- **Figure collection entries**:
++++++
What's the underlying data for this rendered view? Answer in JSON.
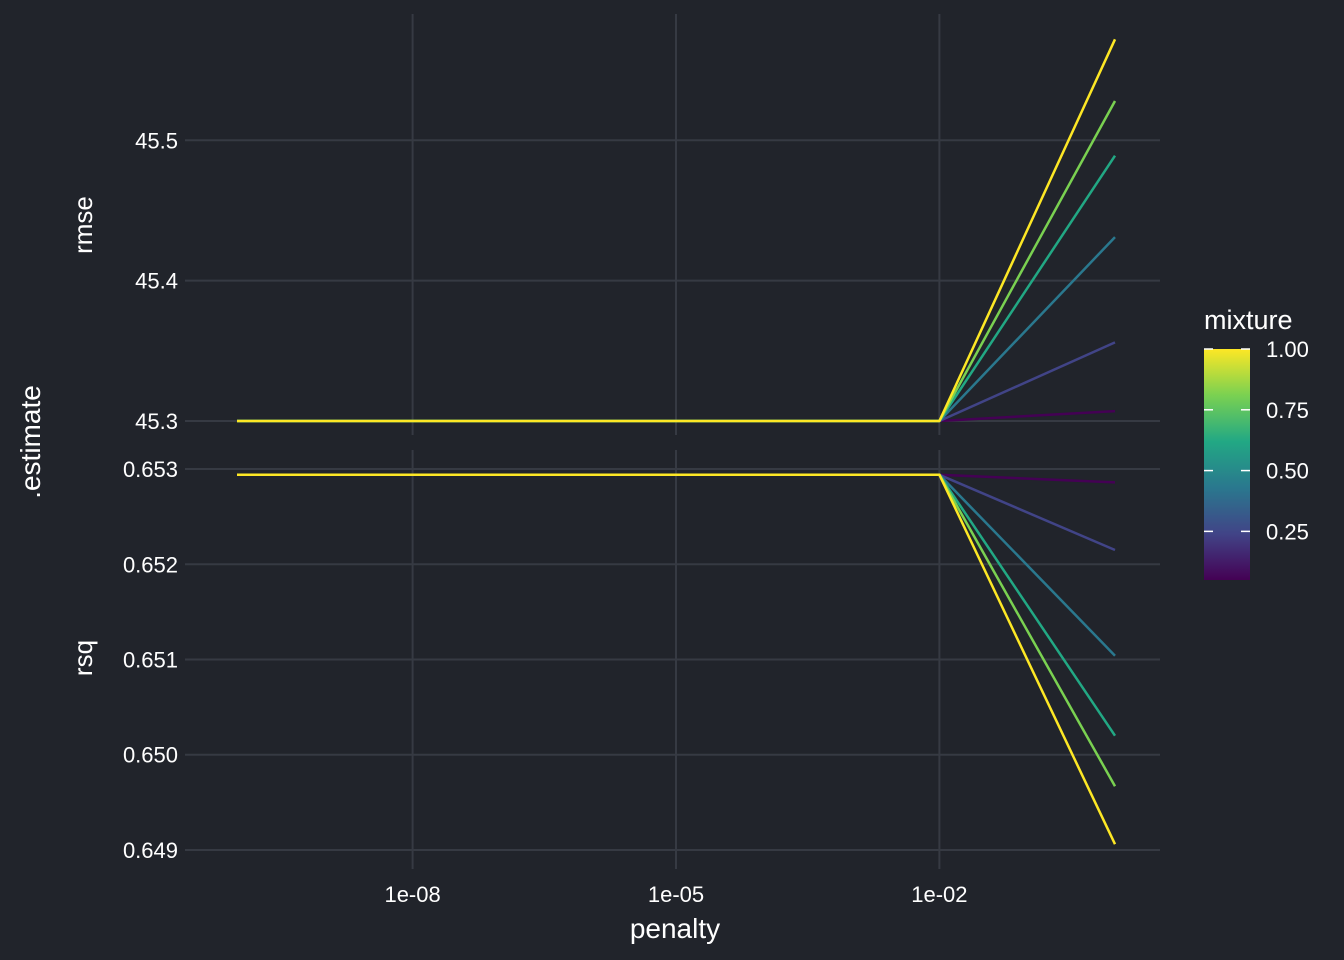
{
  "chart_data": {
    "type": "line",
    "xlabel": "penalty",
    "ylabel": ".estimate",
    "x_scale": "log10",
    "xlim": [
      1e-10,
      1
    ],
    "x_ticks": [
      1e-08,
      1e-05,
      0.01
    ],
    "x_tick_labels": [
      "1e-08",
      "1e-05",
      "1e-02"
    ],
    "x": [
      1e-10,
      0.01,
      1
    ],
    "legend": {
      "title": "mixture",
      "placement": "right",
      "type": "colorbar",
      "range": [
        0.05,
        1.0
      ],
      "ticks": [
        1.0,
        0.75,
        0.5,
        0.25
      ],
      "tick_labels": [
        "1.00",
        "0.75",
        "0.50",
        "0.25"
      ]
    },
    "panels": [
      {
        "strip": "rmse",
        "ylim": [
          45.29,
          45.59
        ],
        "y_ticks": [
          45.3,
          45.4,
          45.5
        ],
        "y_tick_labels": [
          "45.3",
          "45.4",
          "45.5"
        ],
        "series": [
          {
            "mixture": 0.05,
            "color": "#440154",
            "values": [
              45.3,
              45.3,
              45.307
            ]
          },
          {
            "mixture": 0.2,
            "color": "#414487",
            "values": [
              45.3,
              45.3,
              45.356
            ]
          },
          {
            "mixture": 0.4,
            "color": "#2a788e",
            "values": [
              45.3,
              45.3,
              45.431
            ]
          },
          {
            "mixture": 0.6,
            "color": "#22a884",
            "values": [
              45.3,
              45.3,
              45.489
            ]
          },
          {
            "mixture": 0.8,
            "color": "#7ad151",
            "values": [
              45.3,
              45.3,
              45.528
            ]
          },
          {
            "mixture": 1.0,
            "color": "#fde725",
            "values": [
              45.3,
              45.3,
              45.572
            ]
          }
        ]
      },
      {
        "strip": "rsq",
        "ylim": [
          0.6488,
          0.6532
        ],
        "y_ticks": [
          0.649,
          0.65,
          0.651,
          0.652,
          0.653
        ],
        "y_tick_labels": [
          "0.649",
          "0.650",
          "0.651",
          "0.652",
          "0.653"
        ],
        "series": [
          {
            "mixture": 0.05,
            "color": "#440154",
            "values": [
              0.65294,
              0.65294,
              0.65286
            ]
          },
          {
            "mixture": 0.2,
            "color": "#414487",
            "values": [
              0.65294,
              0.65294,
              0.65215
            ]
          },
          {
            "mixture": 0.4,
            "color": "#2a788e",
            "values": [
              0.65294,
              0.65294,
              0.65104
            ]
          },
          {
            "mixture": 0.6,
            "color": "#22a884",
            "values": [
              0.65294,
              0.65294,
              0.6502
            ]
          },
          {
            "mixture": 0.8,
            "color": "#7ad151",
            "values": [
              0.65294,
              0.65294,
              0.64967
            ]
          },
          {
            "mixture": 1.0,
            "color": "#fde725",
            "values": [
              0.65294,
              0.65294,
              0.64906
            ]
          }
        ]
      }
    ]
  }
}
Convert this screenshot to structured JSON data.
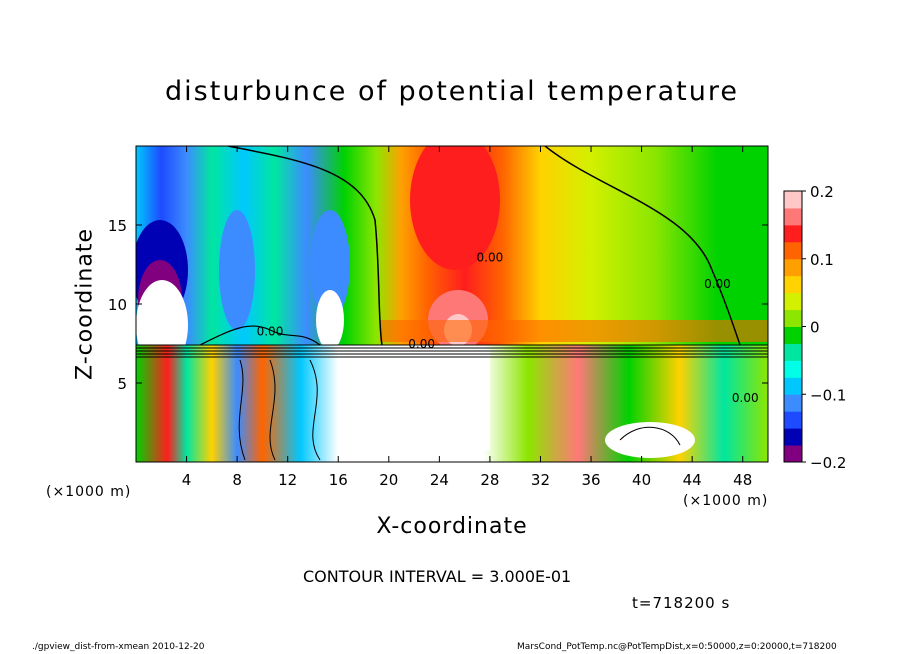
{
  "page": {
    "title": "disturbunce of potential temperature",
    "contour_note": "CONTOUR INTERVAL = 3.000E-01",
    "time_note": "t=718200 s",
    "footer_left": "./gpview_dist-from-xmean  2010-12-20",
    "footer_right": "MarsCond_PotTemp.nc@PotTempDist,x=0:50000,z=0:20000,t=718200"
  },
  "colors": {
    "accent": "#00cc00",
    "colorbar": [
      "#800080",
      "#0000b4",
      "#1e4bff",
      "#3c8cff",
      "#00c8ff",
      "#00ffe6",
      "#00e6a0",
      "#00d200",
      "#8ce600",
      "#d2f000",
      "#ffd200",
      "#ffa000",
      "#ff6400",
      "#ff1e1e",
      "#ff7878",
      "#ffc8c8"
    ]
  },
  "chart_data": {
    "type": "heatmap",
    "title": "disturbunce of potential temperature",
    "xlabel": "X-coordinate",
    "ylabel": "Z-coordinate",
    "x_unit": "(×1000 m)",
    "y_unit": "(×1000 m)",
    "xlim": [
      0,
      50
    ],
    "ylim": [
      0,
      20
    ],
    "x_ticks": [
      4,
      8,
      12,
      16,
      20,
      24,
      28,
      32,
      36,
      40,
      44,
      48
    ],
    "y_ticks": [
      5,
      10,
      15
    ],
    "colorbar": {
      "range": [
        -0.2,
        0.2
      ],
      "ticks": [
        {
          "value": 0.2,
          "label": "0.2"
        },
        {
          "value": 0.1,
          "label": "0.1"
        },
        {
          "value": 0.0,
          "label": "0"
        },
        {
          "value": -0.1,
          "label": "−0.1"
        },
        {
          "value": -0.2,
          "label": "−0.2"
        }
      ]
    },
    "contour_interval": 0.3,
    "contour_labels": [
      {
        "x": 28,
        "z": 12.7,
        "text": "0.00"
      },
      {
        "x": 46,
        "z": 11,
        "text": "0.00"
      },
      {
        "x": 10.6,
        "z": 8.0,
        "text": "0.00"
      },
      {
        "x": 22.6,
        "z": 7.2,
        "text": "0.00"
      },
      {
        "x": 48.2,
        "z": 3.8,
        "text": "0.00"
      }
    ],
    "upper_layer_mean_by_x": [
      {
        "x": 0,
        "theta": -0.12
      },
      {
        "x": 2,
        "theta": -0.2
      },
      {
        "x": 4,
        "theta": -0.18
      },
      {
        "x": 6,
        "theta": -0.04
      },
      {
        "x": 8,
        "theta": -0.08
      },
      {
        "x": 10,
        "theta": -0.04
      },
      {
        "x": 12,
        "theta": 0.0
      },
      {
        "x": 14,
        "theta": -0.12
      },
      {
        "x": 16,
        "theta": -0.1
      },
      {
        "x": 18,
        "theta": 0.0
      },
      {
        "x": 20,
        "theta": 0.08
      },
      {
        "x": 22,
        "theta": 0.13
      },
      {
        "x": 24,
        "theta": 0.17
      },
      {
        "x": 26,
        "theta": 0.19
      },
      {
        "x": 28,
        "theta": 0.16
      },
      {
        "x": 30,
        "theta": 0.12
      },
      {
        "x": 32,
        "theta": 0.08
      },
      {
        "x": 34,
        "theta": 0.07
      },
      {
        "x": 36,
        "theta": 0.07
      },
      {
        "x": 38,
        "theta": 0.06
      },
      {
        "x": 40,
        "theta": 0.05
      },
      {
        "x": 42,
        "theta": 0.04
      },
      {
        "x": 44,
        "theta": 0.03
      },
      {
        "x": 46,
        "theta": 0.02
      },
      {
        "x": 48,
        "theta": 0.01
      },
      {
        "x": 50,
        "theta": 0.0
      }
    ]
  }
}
++++++
- **Short exercise**: Locate and copy each line in the data above that includes the word "xlabel".

- **Solution to this problem**:
    "xlabel": "penalty",
    "xlabel": "X-coordinate",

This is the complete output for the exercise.